---------- DATA FOR THIS EXERCISE ----------

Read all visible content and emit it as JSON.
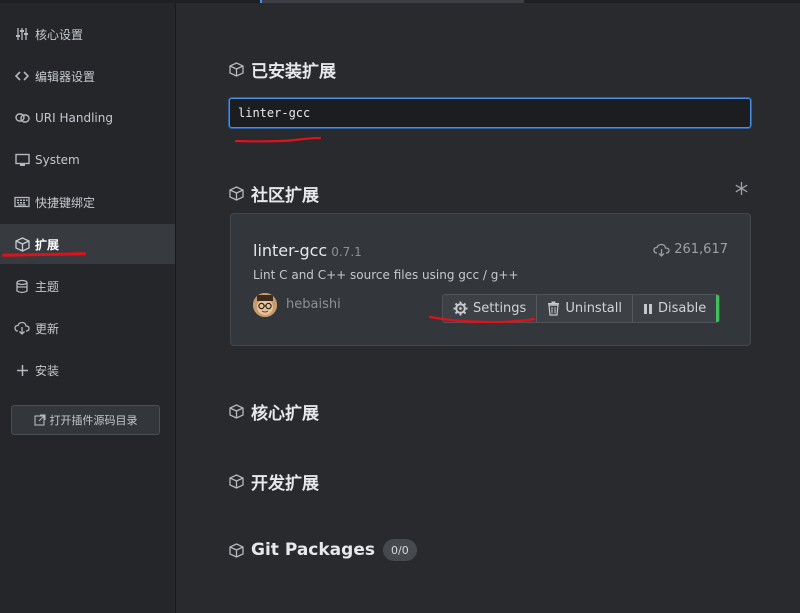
{
  "sidebar": {
    "items": [
      {
        "label": "核心设置",
        "icon": "sliders-icon",
        "active": false
      },
      {
        "label": "编辑器设置",
        "icon": "code-icon",
        "active": false
      },
      {
        "label": "URI Handling",
        "icon": "link-icon",
        "active": false
      },
      {
        "label": "System",
        "icon": "monitor-icon",
        "active": false
      },
      {
        "label": "快捷键绑定",
        "icon": "keyboard-icon",
        "active": false
      },
      {
        "label": "扩展",
        "icon": "package-icon",
        "active": true
      },
      {
        "label": "主题",
        "icon": "paintcan-icon",
        "active": false
      },
      {
        "label": "更新",
        "icon": "cloud-download-icon",
        "active": false
      },
      {
        "label": "安装",
        "icon": "plus-icon",
        "active": false
      }
    ],
    "open_dir_button": "打开插件源码目录"
  },
  "main": {
    "installed_title": "已安装扩展",
    "search_value": "linter-gcc",
    "community_title": "社区扩展",
    "package": {
      "name": "linter-gcc",
      "version": "0.7.1",
      "description": "Lint C and C++ source files using gcc / g++",
      "downloads": "261,617",
      "author": "hebaishi",
      "buttons": {
        "settings": "Settings",
        "uninstall": "Uninstall",
        "disable": "Disable"
      }
    },
    "core_title": "核心扩展",
    "dev_title": "开发扩展",
    "git_title": "Git Packages",
    "git_count": "0/0"
  },
  "colors": {
    "accent": "#4a8fe7",
    "annotation": "#e0111b",
    "enabled": "#3ec15a"
  }
}
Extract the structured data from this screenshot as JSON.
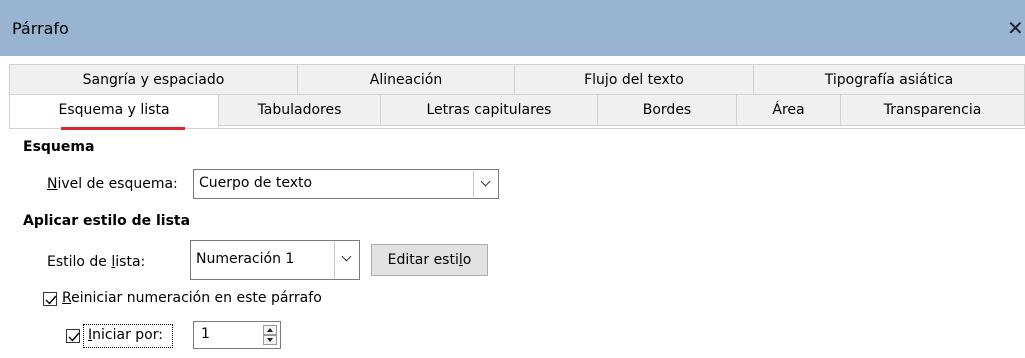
{
  "window": {
    "title": "Párrafo",
    "close_label": "✕"
  },
  "tabs": {
    "back_row": [
      {
        "label": "Sangría y espaciado"
      },
      {
        "label": "Alineación"
      },
      {
        "label": "Flujo del texto"
      },
      {
        "label": "Tipografía asiática"
      }
    ],
    "front_row": [
      {
        "label": "Esquema y lista",
        "active": true
      },
      {
        "label": "Tabuladores"
      },
      {
        "label": "Letras capitulares"
      },
      {
        "label": "Bordes"
      },
      {
        "label": "Área"
      },
      {
        "label": "Transparencia"
      }
    ],
    "accent_color": "#e0242b"
  },
  "outline": {
    "heading": "Esquema",
    "level_label_accel": "N",
    "level_label_rest": "ivel de esquema:",
    "level_value": "Cuerpo de texto"
  },
  "list": {
    "heading": "Aplicar estilo de lista",
    "style_label_pre": "Estilo de ",
    "style_label_accel": "l",
    "style_label_post": "ista:",
    "style_value": "Numeración 1",
    "edit_button_pre": "Editar esti",
    "edit_button_accel": "l",
    "edit_button_post": "o"
  },
  "restart": {
    "checked": true,
    "label_accel": "R",
    "label_rest": "einiciar numeración en este párrafo"
  },
  "start": {
    "checked": true,
    "label_accel": "I",
    "label_rest": "niciar por:",
    "value": "1"
  },
  "colors": {
    "titlebar": "#99b4d1",
    "tab_bg": "#f0f0f0",
    "button_bg": "#e1e1e1"
  }
}
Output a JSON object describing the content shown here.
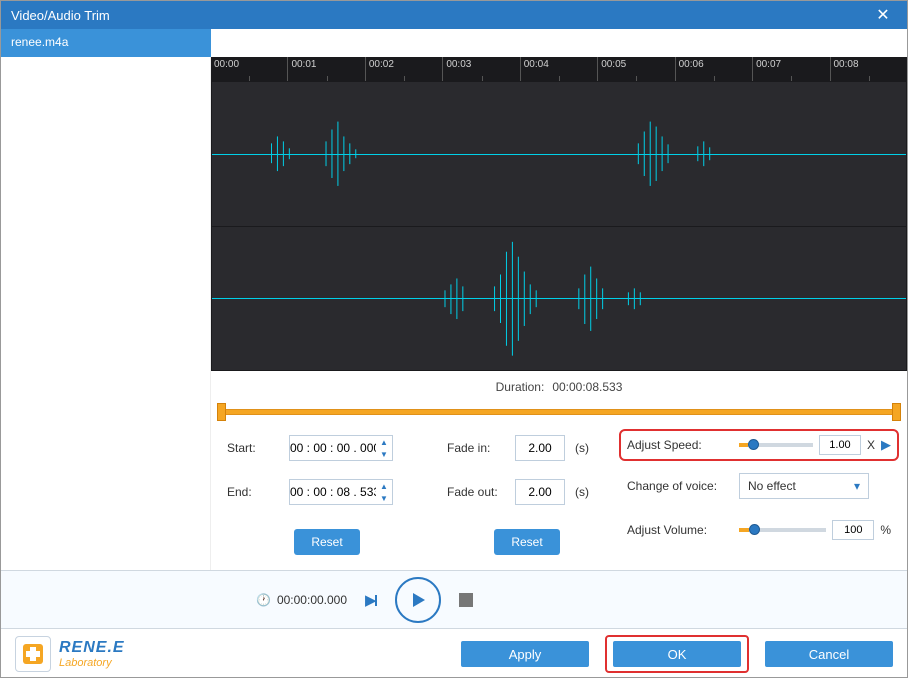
{
  "window": {
    "title": "Video/Audio Trim"
  },
  "file": {
    "name": "renee.m4a"
  },
  "ruler": {
    "ticks": [
      "00:00",
      "00:01",
      "00:02",
      "00:03",
      "00:04",
      "00:05",
      "00:06",
      "00:07",
      "00:08"
    ]
  },
  "duration": {
    "label": "Duration:",
    "value": "00:00:08.533"
  },
  "trim": {
    "start_label": "Start:",
    "start_value": "00 : 00 : 00 . 000",
    "end_label": "End:",
    "end_value": "00 : 00 : 08 . 533",
    "reset_label": "Reset"
  },
  "fade": {
    "in_label": "Fade in:",
    "in_value": "2.00",
    "out_label": "Fade out:",
    "out_value": "2.00",
    "unit": "(s)",
    "reset_label": "Reset"
  },
  "speed": {
    "label": "Adjust Speed:",
    "value": "1.00",
    "unit": "X",
    "slider_percent": 12
  },
  "voice": {
    "label": "Change of voice:",
    "value": "No effect"
  },
  "volume": {
    "label": "Adjust Volume:",
    "value": "100",
    "unit": "%",
    "slider_percent": 12
  },
  "player": {
    "time": "00:00:00.000"
  },
  "footer": {
    "apply": "Apply",
    "ok": "OK",
    "cancel": "Cancel",
    "brand_top": "RENE.E",
    "brand_bottom": "Laboratory"
  }
}
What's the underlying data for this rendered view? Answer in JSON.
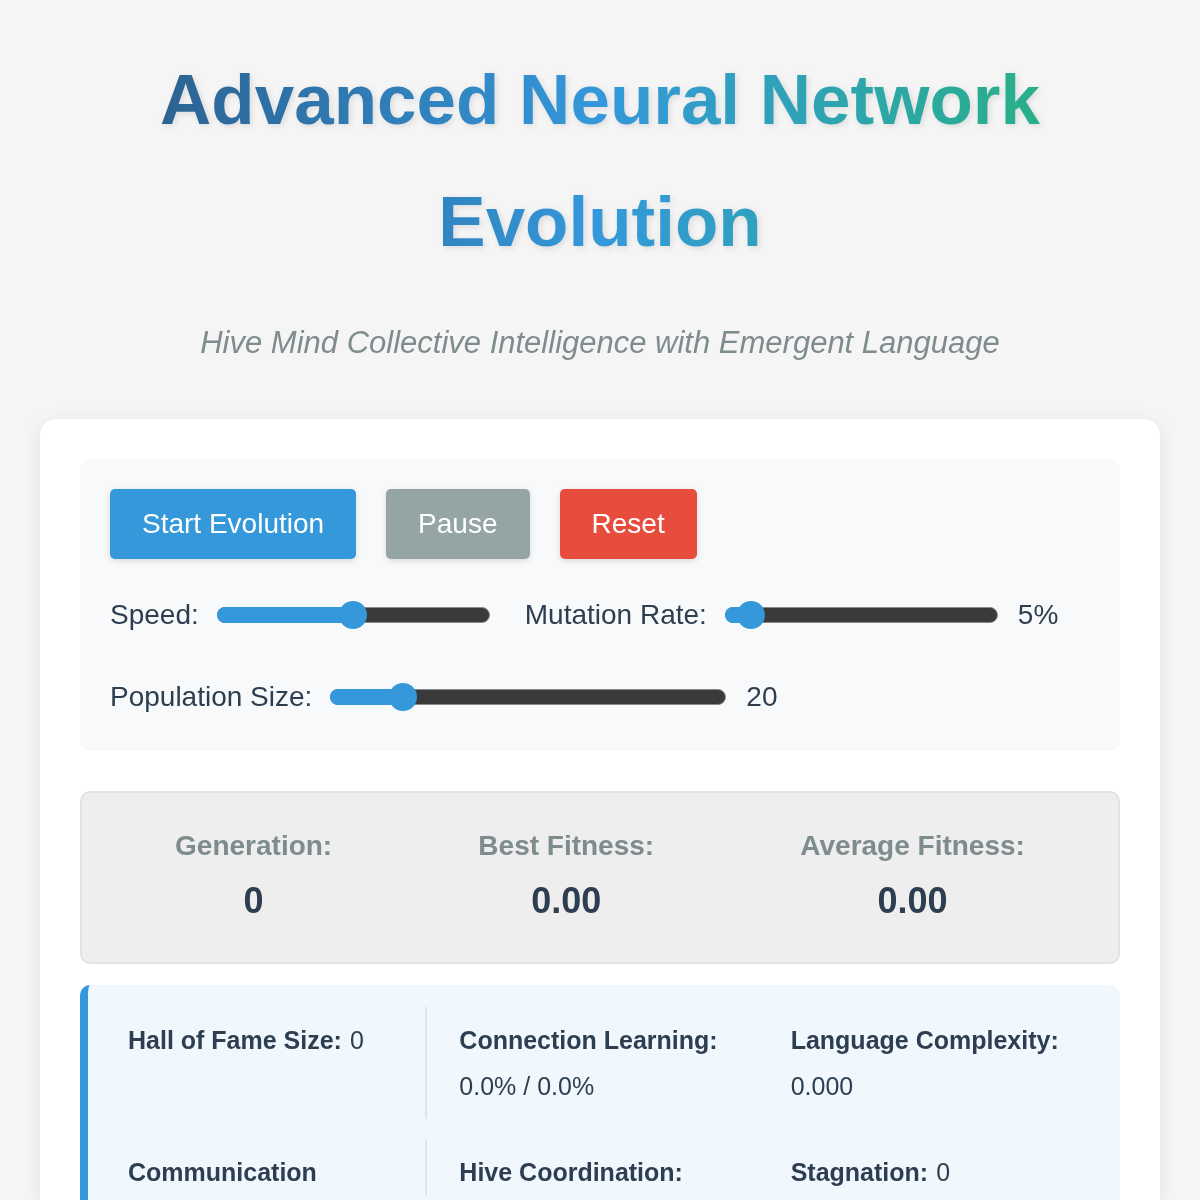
{
  "header": {
    "title": "Advanced Neural Network Evolution",
    "subtitle": "Hive Mind Collective Intelligence with Emergent Language"
  },
  "controls": {
    "buttons": [
      {
        "label": "Start Evolution",
        "kind": "start"
      },
      {
        "label": "Pause",
        "kind": "pause"
      },
      {
        "label": "Reset",
        "kind": "reset"
      }
    ],
    "slider_rows": [
      [
        {
          "label": "Speed:",
          "level": 0.5
        },
        {
          "label": "Mutation Rate:",
          "level": 0.05,
          "reading": "5%"
        }
      ],
      [
        {
          "label": "Population Size:",
          "level": 0.16,
          "reading": "20"
        }
      ]
    ]
  },
  "stats": [
    {
      "label": "Generation:",
      "value": "0"
    },
    {
      "label": "Best Fitness:",
      "value": "0.00"
    },
    {
      "label": "Average Fitness:",
      "value": "0.00"
    }
  ],
  "metrics": [
    [
      {
        "label": "Hall of Fame Size:",
        "value": "0"
      },
      {
        "label": "Connection Learning:",
        "value": "0.0% / 0.0%"
      },
      {
        "label": "Language Complexity:",
        "value": "0.000"
      }
    ],
    [
      {
        "label": "Communication"
      },
      {
        "label": "Hive Coordination:"
      },
      {
        "label": "Stagnation:",
        "value": "0"
      }
    ]
  ]
}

----------

# TASK TO COMPLETE:
Strip out the pictures and quote the remaining data word for word.

# TASK RESULT:
Read all visible content and emit it as JSON.
{
  "sidebar": {
    "items": [
      {
        "label": "核心设置",
        "icon": "sliders-icon",
        "active": false
      },
      {
        "label": "编辑器设置",
        "icon": "code-icon",
        "active": false
      },
      {
        "label": "URI Handling",
        "icon": "link-icon",
        "active": false
      },
      {
        "label": "System",
        "icon": "monitor-icon",
        "active": false
      },
      {
        "label": "快捷键绑定",
        "icon": "keyboard-icon",
        "active": false
      },
      {
        "label": "扩展",
        "icon": "package-icon",
        "active": true
      },
      {
        "label": "主题",
        "icon": "paintcan-icon",
        "active": false
      },
      {
        "label": "更新",
        "icon": "cloud-download-icon",
        "active": false
      },
      {
        "label": "安装",
        "icon": "plus-icon",
        "active": false
      }
    ],
    "open_dir_button": "打开插件源码目录"
  },
  "main": {
    "installed_title": "已安装扩展",
    "search_value": "linter-gcc",
    "community_title": "社区扩展",
    "package": {
      "name": "linter-gcc",
      "version": "0.7.1",
      "description": "Lint C and C++ source files using gcc / g++",
      "downloads": "261,617",
      "author": "hebaishi",
      "buttons": {
        "settings": "Settings",
        "uninstall": "Uninstall",
        "disable": "Disable"
      }
    },
    "core_title": "核心扩展",
    "dev_title": "开发扩展",
    "git_title": "Git Packages",
    "git_count": "0/0"
  },
  "colors": {
    "accent": "#4a8fe7",
    "annotation": "#e0111b",
    "enabled": "#3ec15a"
  }
}
Extract the structured data from this screenshot as JSON.
{
  "window": {
    "title": "Párrafo",
    "close_label": "✕"
  },
  "tabs": {
    "back_row": [
      {
        "label": "Sangría y espaciado"
      },
      {
        "label": "Alineación"
      },
      {
        "label": "Flujo del texto"
      },
      {
        "label": "Tipografía asiática"
      }
    ],
    "front_row": [
      {
        "label": "Esquema y lista",
        "active": true
      },
      {
        "label": "Tabuladores"
      },
      {
        "label": "Letras capitulares"
      },
      {
        "label": "Bordes"
      },
      {
        "label": "Área"
      },
      {
        "label": "Transparencia"
      }
    ],
    "accent_color": "#e0242b"
  },
  "outline": {
    "heading": "Esquema",
    "level_label_accel": "N",
    "level_label_rest": "ivel de esquema:",
    "level_value": "Cuerpo de texto"
  },
  "list": {
    "heading": "Aplicar estilo de lista",
    "style_label_pre": "Estilo de ",
    "style_label_accel": "l",
    "style_label_post": "ista:",
    "style_value": "Numeración 1",
    "edit_button_pre": "Editar esti",
    "edit_button_accel": "l",
    "edit_button_post": "o"
  },
  "restart": {
    "checked": true,
    "label_accel": "R",
    "label_rest": "einiciar numeración en este párrafo"
  },
  "start": {
    "checked": true,
    "label_accel": "I",
    "label_rest": "niciar por:",
    "value": "1"
  },
  "colors": {
    "titlebar": "#99b4d1",
    "tab_bg": "#f0f0f0",
    "button_bg": "#e1e1e1"
  }
}
Output a JSON object describing the content shown here.
{
  "window": {
    "title": "Video/Audio Trim"
  },
  "file": {
    "name": "renee.m4a"
  },
  "ruler": {
    "ticks": [
      "00:00",
      "00:01",
      "00:02",
      "00:03",
      "00:04",
      "00:05",
      "00:06",
      "00:07",
      "00:08"
    ]
  },
  "duration": {
    "label": "Duration:",
    "value": "00:00:08.533"
  },
  "trim": {
    "start_label": "Start:",
    "start_value": "00 : 00 : 00 . 000",
    "end_label": "End:",
    "end_value": "00 : 00 : 08 . 533",
    "reset_label": "Reset"
  },
  "fade": {
    "in_label": "Fade in:",
    "in_value": "2.00",
    "out_label": "Fade out:",
    "out_value": "2.00",
    "unit": "(s)",
    "reset_label": "Reset"
  },
  "speed": {
    "label": "Adjust Speed:",
    "value": "1.00",
    "unit": "X",
    "slider_percent": 12
  },
  "voice": {
    "label": "Change of voice:",
    "value": "No effect"
  },
  "volume": {
    "label": "Adjust Volume:",
    "value": "100",
    "unit": "%",
    "slider_percent": 12
  },
  "player": {
    "time": "00:00:00.000"
  },
  "footer": {
    "apply": "Apply",
    "ok": "OK",
    "cancel": "Cancel",
    "brand_top": "RENE.E",
    "brand_bottom": "Laboratory"
  }
}
What's the underlying data for this rendered view? Answer in JSON.
{
  "header": {
    "title": "Advanced Neural Network Evolution",
    "subtitle": "Hive Mind Collective Intelligence with Emergent Language"
  },
  "controls": {
    "buttons": [
      {
        "label": "Start Evolution",
        "kind": "start"
      },
      {
        "label": "Pause",
        "kind": "pause"
      },
      {
        "label": "Reset",
        "kind": "reset"
      }
    ],
    "slider_rows": [
      [
        {
          "label": "Speed:",
          "level": 0.5
        },
        {
          "label": "Mutation Rate:",
          "level": 0.05,
          "reading": "5%"
        }
      ],
      [
        {
          "label": "Population Size:",
          "level": 0.16,
          "reading": "20"
        }
      ]
    ]
  },
  "stats": [
    {
      "label": "Generation:",
      "value": "0"
    },
    {
      "label": "Best Fitness:",
      "value": "0.00"
    },
    {
      "label": "Average Fitness:",
      "value": "0.00"
    }
  ],
  "metrics": [
    [
      {
        "label": "Hall of Fame Size:",
        "value": "0"
      },
      {
        "label": "Connection Learning:",
        "value": "0.0% / 0.0%"
      },
      {
        "label": "Language Complexity:",
        "value": "0.000"
      }
    ],
    [
      {
        "label": "Communication"
      },
      {
        "label": "Hive Coordination:"
      },
      {
        "label": "Stagnation:",
        "value": "0"
      }
    ]
  ]
}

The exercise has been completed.